EXERCISE TASK ->
Go over the entries below line by line, copying each one that contains the word "обводнения".
(begin)
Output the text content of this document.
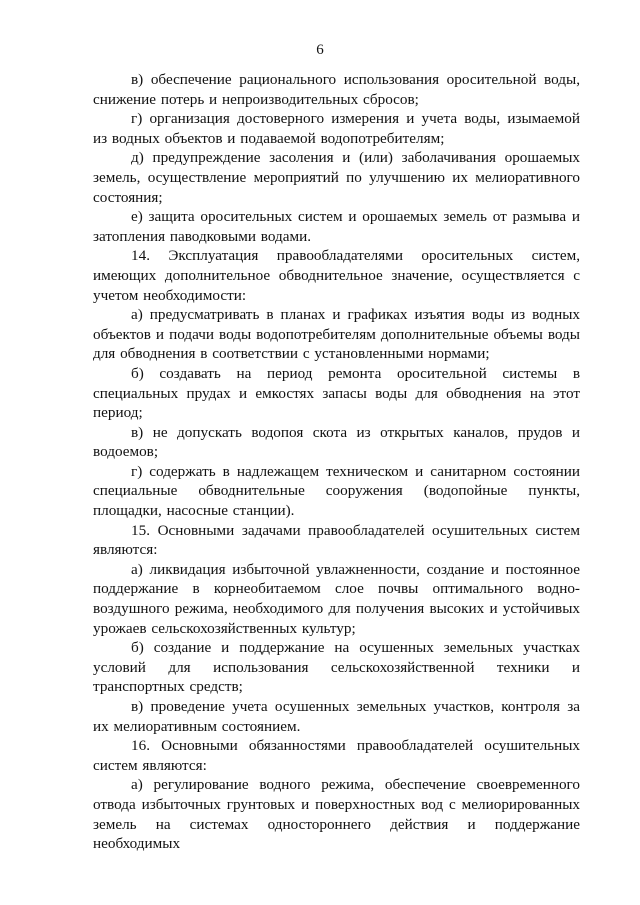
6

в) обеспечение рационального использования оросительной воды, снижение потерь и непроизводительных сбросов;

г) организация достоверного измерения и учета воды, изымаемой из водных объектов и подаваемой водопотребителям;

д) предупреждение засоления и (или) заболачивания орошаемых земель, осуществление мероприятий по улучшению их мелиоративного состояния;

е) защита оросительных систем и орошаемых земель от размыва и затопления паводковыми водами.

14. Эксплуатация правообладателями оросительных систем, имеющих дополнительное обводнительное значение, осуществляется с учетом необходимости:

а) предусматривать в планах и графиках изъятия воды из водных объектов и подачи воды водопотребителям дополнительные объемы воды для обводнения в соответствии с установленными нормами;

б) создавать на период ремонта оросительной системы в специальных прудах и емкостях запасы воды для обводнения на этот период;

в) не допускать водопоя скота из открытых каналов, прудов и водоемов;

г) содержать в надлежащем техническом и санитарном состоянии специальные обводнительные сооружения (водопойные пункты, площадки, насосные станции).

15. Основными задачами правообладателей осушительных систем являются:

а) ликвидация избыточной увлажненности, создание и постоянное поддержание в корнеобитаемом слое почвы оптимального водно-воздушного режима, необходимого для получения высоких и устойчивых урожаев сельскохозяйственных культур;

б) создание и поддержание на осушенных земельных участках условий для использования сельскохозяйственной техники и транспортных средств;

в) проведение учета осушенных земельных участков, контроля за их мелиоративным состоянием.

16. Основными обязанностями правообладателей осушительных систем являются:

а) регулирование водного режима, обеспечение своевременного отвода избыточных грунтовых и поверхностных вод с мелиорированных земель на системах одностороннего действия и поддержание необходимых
(end)
ANSWER TO THIS EXERCISE ->
а) предусматривать в планах и графиках изъятия воды из водных объектов и подачи воды водопотребителям дополнительные объемы воды для обводнения в соответствии с установленными нормами;
б) создавать на период ремонта оросительной системы в специальных прудах и емкостях запасы воды для обводнения на этот период;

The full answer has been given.